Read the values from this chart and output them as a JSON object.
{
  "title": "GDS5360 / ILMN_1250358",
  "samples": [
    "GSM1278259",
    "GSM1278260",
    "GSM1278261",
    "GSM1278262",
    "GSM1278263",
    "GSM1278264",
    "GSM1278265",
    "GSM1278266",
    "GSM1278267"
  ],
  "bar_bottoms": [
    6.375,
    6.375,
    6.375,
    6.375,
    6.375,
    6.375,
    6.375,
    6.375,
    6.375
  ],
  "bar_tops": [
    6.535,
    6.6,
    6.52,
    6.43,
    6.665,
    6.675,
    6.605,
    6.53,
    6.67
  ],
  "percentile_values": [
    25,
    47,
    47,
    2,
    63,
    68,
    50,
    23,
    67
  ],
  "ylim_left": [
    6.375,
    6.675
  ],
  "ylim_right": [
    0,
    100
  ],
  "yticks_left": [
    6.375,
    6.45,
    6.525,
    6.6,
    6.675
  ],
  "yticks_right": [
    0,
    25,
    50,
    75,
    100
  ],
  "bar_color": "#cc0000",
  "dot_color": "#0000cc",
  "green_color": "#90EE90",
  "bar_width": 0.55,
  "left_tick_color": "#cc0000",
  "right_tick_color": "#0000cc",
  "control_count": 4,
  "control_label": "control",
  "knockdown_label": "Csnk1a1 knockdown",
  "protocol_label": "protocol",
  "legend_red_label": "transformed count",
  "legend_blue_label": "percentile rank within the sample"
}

* INSTRUCTION *
Return all of the above records exactly, leaving no line out.

* SOLUTION FOR THIS TASK *
Read the values from this chart and output them as a JSON object.
{
  "title": "GDS5360 / ILMN_1250358",
  "samples": [
    "GSM1278259",
    "GSM1278260",
    "GSM1278261",
    "GSM1278262",
    "GSM1278263",
    "GSM1278264",
    "GSM1278265",
    "GSM1278266",
    "GSM1278267"
  ],
  "bar_bottoms": [
    6.375,
    6.375,
    6.375,
    6.375,
    6.375,
    6.375,
    6.375,
    6.375,
    6.375
  ],
  "bar_tops": [
    6.535,
    6.6,
    6.52,
    6.43,
    6.665,
    6.675,
    6.605,
    6.53,
    6.67
  ],
  "percentile_values": [
    25,
    47,
    47,
    2,
    63,
    68,
    50,
    23,
    67
  ],
  "ylim_left": [
    6.375,
    6.675
  ],
  "ylim_right": [
    0,
    100
  ],
  "yticks_left": [
    6.375,
    6.45,
    6.525,
    6.6,
    6.675
  ],
  "yticks_right": [
    0,
    25,
    50,
    75,
    100
  ],
  "bar_color": "#cc0000",
  "dot_color": "#0000cc",
  "green_color": "#90EE90",
  "bar_width": 0.55,
  "left_tick_color": "#cc0000",
  "right_tick_color": "#0000cc",
  "control_count": 4,
  "control_label": "control",
  "knockdown_label": "Csnk1a1 knockdown",
  "protocol_label": "protocol",
  "legend_red_label": "transformed count",
  "legend_blue_label": "percentile rank within the sample"
}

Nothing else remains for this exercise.